- EXERCISE GOAL
Every entry must be echoed exactly.
## Begin
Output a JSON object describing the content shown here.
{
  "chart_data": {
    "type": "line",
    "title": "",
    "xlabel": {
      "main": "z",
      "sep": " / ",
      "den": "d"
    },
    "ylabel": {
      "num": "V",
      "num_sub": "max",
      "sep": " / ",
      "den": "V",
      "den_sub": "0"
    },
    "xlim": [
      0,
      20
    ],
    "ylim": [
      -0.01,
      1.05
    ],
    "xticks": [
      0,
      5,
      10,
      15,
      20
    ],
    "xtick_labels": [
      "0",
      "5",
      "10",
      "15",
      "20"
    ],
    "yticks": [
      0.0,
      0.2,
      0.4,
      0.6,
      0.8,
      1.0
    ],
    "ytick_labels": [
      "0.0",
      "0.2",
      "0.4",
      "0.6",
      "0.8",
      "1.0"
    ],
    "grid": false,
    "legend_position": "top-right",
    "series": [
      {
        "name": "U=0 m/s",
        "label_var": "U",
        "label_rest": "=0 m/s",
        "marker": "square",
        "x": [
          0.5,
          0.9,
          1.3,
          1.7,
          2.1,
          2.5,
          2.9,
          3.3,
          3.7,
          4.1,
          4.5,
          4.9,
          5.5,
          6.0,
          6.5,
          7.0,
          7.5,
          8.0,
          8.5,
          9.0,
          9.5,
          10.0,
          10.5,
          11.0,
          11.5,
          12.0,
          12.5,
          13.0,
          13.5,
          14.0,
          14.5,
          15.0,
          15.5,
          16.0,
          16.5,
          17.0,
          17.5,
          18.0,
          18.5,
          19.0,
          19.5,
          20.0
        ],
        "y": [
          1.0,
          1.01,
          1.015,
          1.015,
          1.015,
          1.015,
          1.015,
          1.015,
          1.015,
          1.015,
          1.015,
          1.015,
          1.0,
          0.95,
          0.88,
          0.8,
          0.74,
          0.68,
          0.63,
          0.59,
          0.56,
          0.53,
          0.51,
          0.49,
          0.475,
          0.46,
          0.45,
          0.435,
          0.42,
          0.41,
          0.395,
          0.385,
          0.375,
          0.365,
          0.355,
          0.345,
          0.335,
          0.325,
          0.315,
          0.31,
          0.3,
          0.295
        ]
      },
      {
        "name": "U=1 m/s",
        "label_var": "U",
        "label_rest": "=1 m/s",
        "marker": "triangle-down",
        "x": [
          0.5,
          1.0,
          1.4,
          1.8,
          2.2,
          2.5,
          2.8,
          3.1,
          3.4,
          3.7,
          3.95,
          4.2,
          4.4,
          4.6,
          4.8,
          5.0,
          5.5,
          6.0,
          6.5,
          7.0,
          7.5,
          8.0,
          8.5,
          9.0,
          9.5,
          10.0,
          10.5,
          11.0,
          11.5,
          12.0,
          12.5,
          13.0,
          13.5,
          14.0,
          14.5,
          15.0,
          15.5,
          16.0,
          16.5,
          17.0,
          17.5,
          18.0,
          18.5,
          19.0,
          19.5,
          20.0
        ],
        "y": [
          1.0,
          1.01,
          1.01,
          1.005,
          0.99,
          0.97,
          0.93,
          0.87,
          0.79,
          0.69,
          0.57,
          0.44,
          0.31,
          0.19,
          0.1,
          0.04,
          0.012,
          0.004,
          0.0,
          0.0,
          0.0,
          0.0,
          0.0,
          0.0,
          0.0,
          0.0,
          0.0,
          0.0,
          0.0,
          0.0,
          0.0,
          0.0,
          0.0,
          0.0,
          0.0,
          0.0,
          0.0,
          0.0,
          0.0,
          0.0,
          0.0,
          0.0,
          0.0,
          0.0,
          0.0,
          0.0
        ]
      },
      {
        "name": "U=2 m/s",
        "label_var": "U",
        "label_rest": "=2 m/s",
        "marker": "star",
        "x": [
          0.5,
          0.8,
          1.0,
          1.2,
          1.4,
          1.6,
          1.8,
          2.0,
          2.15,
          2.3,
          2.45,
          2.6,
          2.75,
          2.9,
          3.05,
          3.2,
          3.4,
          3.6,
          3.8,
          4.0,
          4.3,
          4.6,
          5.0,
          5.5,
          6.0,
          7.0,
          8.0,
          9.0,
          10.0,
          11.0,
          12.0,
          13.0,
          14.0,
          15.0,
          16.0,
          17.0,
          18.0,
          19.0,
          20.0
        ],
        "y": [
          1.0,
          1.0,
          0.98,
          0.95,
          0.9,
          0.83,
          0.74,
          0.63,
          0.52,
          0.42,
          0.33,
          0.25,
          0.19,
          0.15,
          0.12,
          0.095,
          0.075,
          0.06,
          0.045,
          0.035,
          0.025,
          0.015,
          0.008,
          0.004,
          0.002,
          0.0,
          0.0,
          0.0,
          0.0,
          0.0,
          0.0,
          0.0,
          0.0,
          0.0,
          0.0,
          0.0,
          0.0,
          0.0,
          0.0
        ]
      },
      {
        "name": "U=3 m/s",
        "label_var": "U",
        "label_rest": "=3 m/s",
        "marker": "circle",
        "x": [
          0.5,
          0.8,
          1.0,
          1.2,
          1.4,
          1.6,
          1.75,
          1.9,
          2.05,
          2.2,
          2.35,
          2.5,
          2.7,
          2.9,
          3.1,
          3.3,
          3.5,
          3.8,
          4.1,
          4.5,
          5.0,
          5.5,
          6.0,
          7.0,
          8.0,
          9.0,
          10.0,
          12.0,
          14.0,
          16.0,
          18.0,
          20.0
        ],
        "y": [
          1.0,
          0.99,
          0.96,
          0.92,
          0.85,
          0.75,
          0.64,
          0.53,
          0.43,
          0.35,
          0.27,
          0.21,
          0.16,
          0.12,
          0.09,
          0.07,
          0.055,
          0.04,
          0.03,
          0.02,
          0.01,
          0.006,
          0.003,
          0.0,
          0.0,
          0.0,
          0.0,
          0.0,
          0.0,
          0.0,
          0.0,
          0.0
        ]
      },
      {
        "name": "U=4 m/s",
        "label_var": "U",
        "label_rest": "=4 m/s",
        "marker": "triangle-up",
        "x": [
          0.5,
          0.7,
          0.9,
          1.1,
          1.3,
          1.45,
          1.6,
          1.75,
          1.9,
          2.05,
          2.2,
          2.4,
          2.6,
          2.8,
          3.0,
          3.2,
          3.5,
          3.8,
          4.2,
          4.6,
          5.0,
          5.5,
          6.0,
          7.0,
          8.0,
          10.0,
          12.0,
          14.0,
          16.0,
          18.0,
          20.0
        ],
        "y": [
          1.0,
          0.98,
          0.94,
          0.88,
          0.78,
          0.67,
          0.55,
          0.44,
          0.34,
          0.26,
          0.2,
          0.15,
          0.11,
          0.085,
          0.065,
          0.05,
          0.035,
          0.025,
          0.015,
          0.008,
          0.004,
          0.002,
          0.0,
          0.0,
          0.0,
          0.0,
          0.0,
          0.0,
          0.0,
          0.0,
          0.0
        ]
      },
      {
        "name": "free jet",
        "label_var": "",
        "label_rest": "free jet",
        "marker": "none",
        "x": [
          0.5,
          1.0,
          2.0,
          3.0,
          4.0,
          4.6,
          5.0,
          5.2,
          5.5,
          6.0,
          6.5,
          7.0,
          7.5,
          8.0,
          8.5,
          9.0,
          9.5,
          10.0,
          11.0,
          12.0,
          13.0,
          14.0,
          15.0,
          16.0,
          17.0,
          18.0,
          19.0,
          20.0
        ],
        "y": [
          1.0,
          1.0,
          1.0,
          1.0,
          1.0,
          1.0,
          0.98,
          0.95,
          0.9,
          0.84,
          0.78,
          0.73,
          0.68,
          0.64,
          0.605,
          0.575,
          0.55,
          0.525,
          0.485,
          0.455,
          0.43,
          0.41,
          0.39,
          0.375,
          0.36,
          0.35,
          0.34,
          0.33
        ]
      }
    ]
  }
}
## End
- EXERCISE SOLUTION
Output a JSON object describing the content shown here.
{
  "chart_data": {
    "type": "line",
    "title": "",
    "xlabel": {
      "main": "z",
      "sep": " / ",
      "den": "d"
    },
    "ylabel": {
      "num": "V",
      "num_sub": "max",
      "sep": " / ",
      "den": "V",
      "den_sub": "0"
    },
    "xlim": [
      0,
      20
    ],
    "ylim": [
      -0.01,
      1.05
    ],
    "xticks": [
      0,
      5,
      10,
      15,
      20
    ],
    "xtick_labels": [
      "0",
      "5",
      "10",
      "15",
      "20"
    ],
    "yticks": [
      0.0,
      0.2,
      0.4,
      0.6,
      0.8,
      1.0
    ],
    "ytick_labels": [
      "0.0",
      "0.2",
      "0.4",
      "0.6",
      "0.8",
      "1.0"
    ],
    "grid": false,
    "legend_position": "top-right",
    "series": [
      {
        "name": "U=0 m/s",
        "label_var": "U",
        "label_rest": "=0 m/s",
        "marker": "square",
        "x": [
          0.5,
          0.9,
          1.3,
          1.7,
          2.1,
          2.5,
          2.9,
          3.3,
          3.7,
          4.1,
          4.5,
          4.9,
          5.5,
          6.0,
          6.5,
          7.0,
          7.5,
          8.0,
          8.5,
          9.0,
          9.5,
          10.0,
          10.5,
          11.0,
          11.5,
          12.0,
          12.5,
          13.0,
          13.5,
          14.0,
          14.5,
          15.0,
          15.5,
          16.0,
          16.5,
          17.0,
          17.5,
          18.0,
          18.5,
          19.0,
          19.5,
          20.0
        ],
        "y": [
          1.0,
          1.01,
          1.015,
          1.015,
          1.015,
          1.015,
          1.015,
          1.015,
          1.015,
          1.015,
          1.015,
          1.015,
          1.0,
          0.95,
          0.88,
          0.8,
          0.74,
          0.68,
          0.63,
          0.59,
          0.56,
          0.53,
          0.51,
          0.49,
          0.475,
          0.46,
          0.45,
          0.435,
          0.42,
          0.41,
          0.395,
          0.385,
          0.375,
          0.365,
          0.355,
          0.345,
          0.335,
          0.325,
          0.315,
          0.31,
          0.3,
          0.295
        ]
      },
      {
        "name": "U=1 m/s",
        "label_var": "U",
        "label_rest": "=1 m/s",
        "marker": "triangle-down",
        "x": [
          0.5,
          1.0,
          1.4,
          1.8,
          2.2,
          2.5,
          2.8,
          3.1,
          3.4,
          3.7,
          3.95,
          4.2,
          4.4,
          4.6,
          4.8,
          5.0,
          5.5,
          6.0,
          6.5,
          7.0,
          7.5,
          8.0,
          8.5,
          9.0,
          9.5,
          10.0,
          10.5,
          11.0,
          11.5,
          12.0,
          12.5,
          13.0,
          13.5,
          14.0,
          14.5,
          15.0,
          15.5,
          16.0,
          16.5,
          17.0,
          17.5,
          18.0,
          18.5,
          19.0,
          19.5,
          20.0
        ],
        "y": [
          1.0,
          1.01,
          1.01,
          1.005,
          0.99,
          0.97,
          0.93,
          0.87,
          0.79,
          0.69,
          0.57,
          0.44,
          0.31,
          0.19,
          0.1,
          0.04,
          0.012,
          0.004,
          0.0,
          0.0,
          0.0,
          0.0,
          0.0,
          0.0,
          0.0,
          0.0,
          0.0,
          0.0,
          0.0,
          0.0,
          0.0,
          0.0,
          0.0,
          0.0,
          0.0,
          0.0,
          0.0,
          0.0,
          0.0,
          0.0,
          0.0,
          0.0,
          0.0,
          0.0,
          0.0,
          0.0
        ]
      },
      {
        "name": "U=2 m/s",
        "label_var": "U",
        "label_rest": "=2 m/s",
        "marker": "star",
        "x": [
          0.5,
          0.8,
          1.0,
          1.2,
          1.4,
          1.6,
          1.8,
          2.0,
          2.15,
          2.3,
          2.45,
          2.6,
          2.75,
          2.9,
          3.05,
          3.2,
          3.4,
          3.6,
          3.8,
          4.0,
          4.3,
          4.6,
          5.0,
          5.5,
          6.0,
          7.0,
          8.0,
          9.0,
          10.0,
          11.0,
          12.0,
          13.0,
          14.0,
          15.0,
          16.0,
          17.0,
          18.0,
          19.0,
          20.0
        ],
        "y": [
          1.0,
          1.0,
          0.98,
          0.95,
          0.9,
          0.83,
          0.74,
          0.63,
          0.52,
          0.42,
          0.33,
          0.25,
          0.19,
          0.15,
          0.12,
          0.095,
          0.075,
          0.06,
          0.045,
          0.035,
          0.025,
          0.015,
          0.008,
          0.004,
          0.002,
          0.0,
          0.0,
          0.0,
          0.0,
          0.0,
          0.0,
          0.0,
          0.0,
          0.0,
          0.0,
          0.0,
          0.0,
          0.0,
          0.0
        ]
      },
      {
        "name": "U=3 m/s",
        "label_var": "U",
        "label_rest": "=3 m/s",
        "marker": "circle",
        "x": [
          0.5,
          0.8,
          1.0,
          1.2,
          1.4,
          1.6,
          1.75,
          1.9,
          2.05,
          2.2,
          2.35,
          2.5,
          2.7,
          2.9,
          3.1,
          3.3,
          3.5,
          3.8,
          4.1,
          4.5,
          5.0,
          5.5,
          6.0,
          7.0,
          8.0,
          9.0,
          10.0,
          12.0,
          14.0,
          16.0,
          18.0,
          20.0
        ],
        "y": [
          1.0,
          0.99,
          0.96,
          0.92,
          0.85,
          0.75,
          0.64,
          0.53,
          0.43,
          0.35,
          0.27,
          0.21,
          0.16,
          0.12,
          0.09,
          0.07,
          0.055,
          0.04,
          0.03,
          0.02,
          0.01,
          0.006,
          0.003,
          0.0,
          0.0,
          0.0,
          0.0,
          0.0,
          0.0,
          0.0,
          0.0,
          0.0
        ]
      },
      {
        "name": "U=4 m/s",
        "label_var": "U",
        "label_rest": "=4 m/s",
        "marker": "triangle-up",
        "x": [
          0.5,
          0.7,
          0.9,
          1.1,
          1.3,
          1.45,
          1.6,
          1.75,
          1.9,
          2.05,
          2.2,
          2.4,
          2.6,
          2.8,
          3.0,
          3.2,
          3.5,
          3.8,
          4.2,
          4.6,
          5.0,
          5.5,
          6.0,
          7.0,
          8.0,
          10.0,
          12.0,
          14.0,
          16.0,
          18.0,
          20.0
        ],
        "y": [
          1.0,
          0.98,
          0.94,
          0.88,
          0.78,
          0.67,
          0.55,
          0.44,
          0.34,
          0.26,
          0.2,
          0.15,
          0.11,
          0.085,
          0.065,
          0.05,
          0.035,
          0.025,
          0.015,
          0.008,
          0.004,
          0.002,
          0.0,
          0.0,
          0.0,
          0.0,
          0.0,
          0.0,
          0.0,
          0.0,
          0.0
        ]
      },
      {
        "name": "free jet",
        "label_var": "",
        "label_rest": "free jet",
        "marker": "none",
        "x": [
          0.5,
          1.0,
          2.0,
          3.0,
          4.0,
          4.6,
          5.0,
          5.2,
          5.5,
          6.0,
          6.5,
          7.0,
          7.5,
          8.0,
          8.5,
          9.0,
          9.5,
          10.0,
          11.0,
          12.0,
          13.0,
          14.0,
          15.0,
          16.0,
          17.0,
          18.0,
          19.0,
          20.0
        ],
        "y": [
          1.0,
          1.0,
          1.0,
          1.0,
          1.0,
          1.0,
          0.98,
          0.95,
          0.9,
          0.84,
          0.78,
          0.73,
          0.68,
          0.64,
          0.605,
          0.575,
          0.55,
          0.525,
          0.485,
          0.455,
          0.43,
          0.41,
          0.39,
          0.375,
          0.36,
          0.35,
          0.34,
          0.33
        ]
      }
    ]
  }
}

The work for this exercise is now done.